▸ What you should do
Leave the pictures out, and retype all of the material exactly as written.

start

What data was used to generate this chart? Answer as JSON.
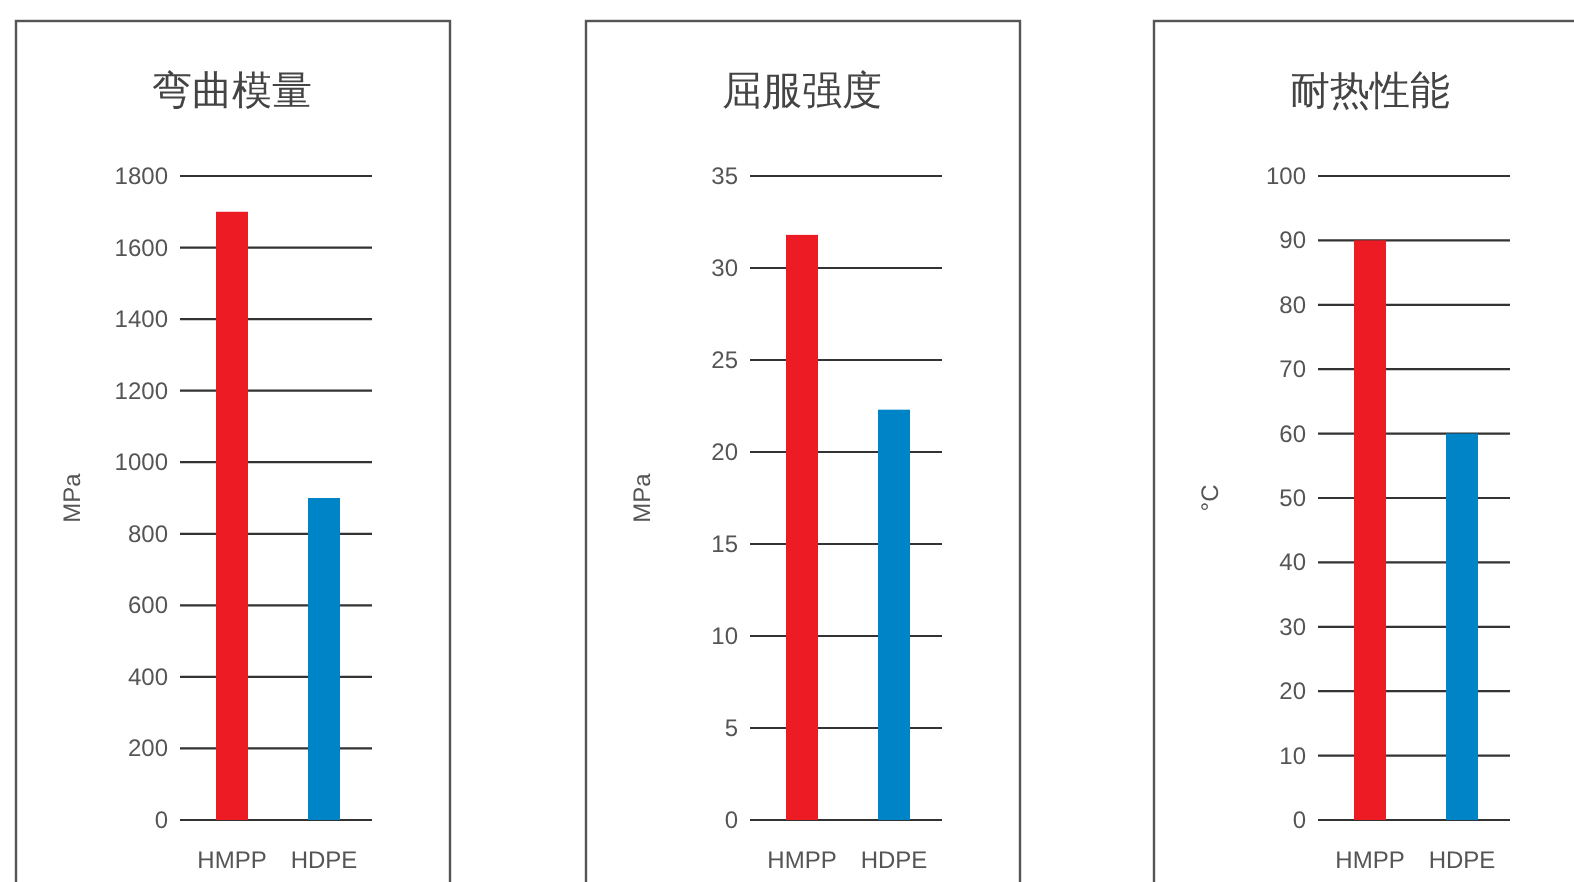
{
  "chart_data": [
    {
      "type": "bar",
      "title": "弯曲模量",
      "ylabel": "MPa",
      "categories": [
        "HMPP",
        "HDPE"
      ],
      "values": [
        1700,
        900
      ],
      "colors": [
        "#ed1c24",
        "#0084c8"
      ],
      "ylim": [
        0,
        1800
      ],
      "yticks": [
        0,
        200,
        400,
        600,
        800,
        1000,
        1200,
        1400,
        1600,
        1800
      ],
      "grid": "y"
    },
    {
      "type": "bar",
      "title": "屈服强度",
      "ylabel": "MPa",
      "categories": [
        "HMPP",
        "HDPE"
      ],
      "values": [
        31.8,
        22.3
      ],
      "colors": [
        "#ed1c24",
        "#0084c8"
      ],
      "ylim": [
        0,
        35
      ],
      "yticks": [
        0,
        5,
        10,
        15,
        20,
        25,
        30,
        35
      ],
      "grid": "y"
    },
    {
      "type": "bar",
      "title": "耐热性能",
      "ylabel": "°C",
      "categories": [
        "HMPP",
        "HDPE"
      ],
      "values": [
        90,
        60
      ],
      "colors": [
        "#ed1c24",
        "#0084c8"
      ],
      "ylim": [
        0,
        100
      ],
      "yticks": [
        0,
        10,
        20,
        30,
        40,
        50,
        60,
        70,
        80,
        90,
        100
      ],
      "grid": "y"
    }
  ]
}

end

▸ Answer
What data was used to generate this chart? Answer as JSON.
{
  "chart_data": [
    {
      "type": "bar",
      "title": "弯曲模量",
      "ylabel": "MPa",
      "categories": [
        "HMPP",
        "HDPE"
      ],
      "values": [
        1700,
        900
      ],
      "colors": [
        "#ed1c24",
        "#0084c8"
      ],
      "ylim": [
        0,
        1800
      ],
      "yticks": [
        0,
        200,
        400,
        600,
        800,
        1000,
        1200,
        1400,
        1600,
        1800
      ],
      "grid": "y"
    },
    {
      "type": "bar",
      "title": "屈服强度",
      "ylabel": "MPa",
      "categories": [
        "HMPP",
        "HDPE"
      ],
      "values": [
        31.8,
        22.3
      ],
      "colors": [
        "#ed1c24",
        "#0084c8"
      ],
      "ylim": [
        0,
        35
      ],
      "yticks": [
        0,
        5,
        10,
        15,
        20,
        25,
        30,
        35
      ],
      "grid": "y"
    },
    {
      "type": "bar",
      "title": "耐热性能",
      "ylabel": "°C",
      "categories": [
        "HMPP",
        "HDPE"
      ],
      "values": [
        90,
        60
      ],
      "colors": [
        "#ed1c24",
        "#0084c8"
      ],
      "ylim": [
        0,
        100
      ],
      "yticks": [
        0,
        10,
        20,
        30,
        40,
        50,
        60,
        70,
        80,
        90,
        100
      ],
      "grid": "y"
    }
  ]
}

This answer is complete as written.